Goal: Filter these entries, keeping only lines that hold the word "usually".

[Data entries]

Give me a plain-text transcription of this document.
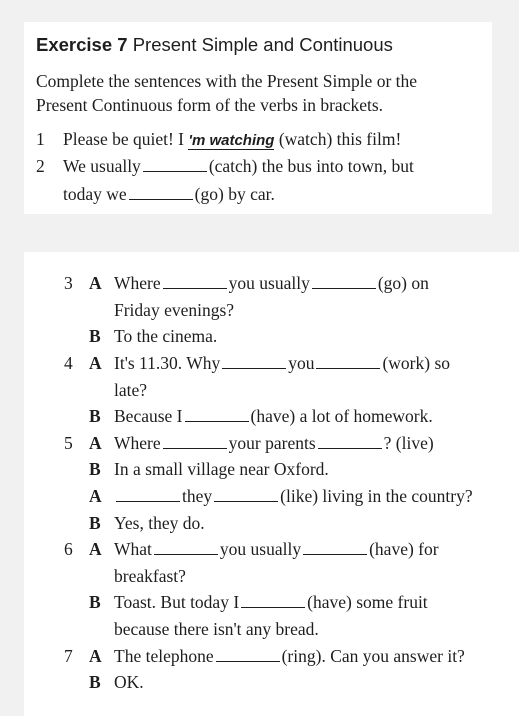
Exercise 7 Present Simple and Continuous
Complete the sentences with the Present Simple or the
Present Continuous form of the verbs in brackets.
1 Please be quiet! I 'm watching (watch) this film!
2 We usually	(catch) the bus into town, but
today we	(go) by car.
3 A Where	you usually	(go) on
Friday evenings?
B To the cinema.
4 A It's 11.30. Why	you	(work) so
late?
B Because I	(have) a lot of homework.
5 A Where	your parents	? (live)
B In a small village near Oxford.
A	they	(like) living in the country?
B Yes, they do.
6 A What	you usually	(have) for
breakfast?
B Toast. But today I	(have) some fruit
because there isn't any bread.
7 A The telephone	(ring). Can you answer it?
B OK.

Solved problem:
2 We usually	(catch) the bus into town, but
3 A Where	you usually	(go) on
6 A What	you usually	(have) for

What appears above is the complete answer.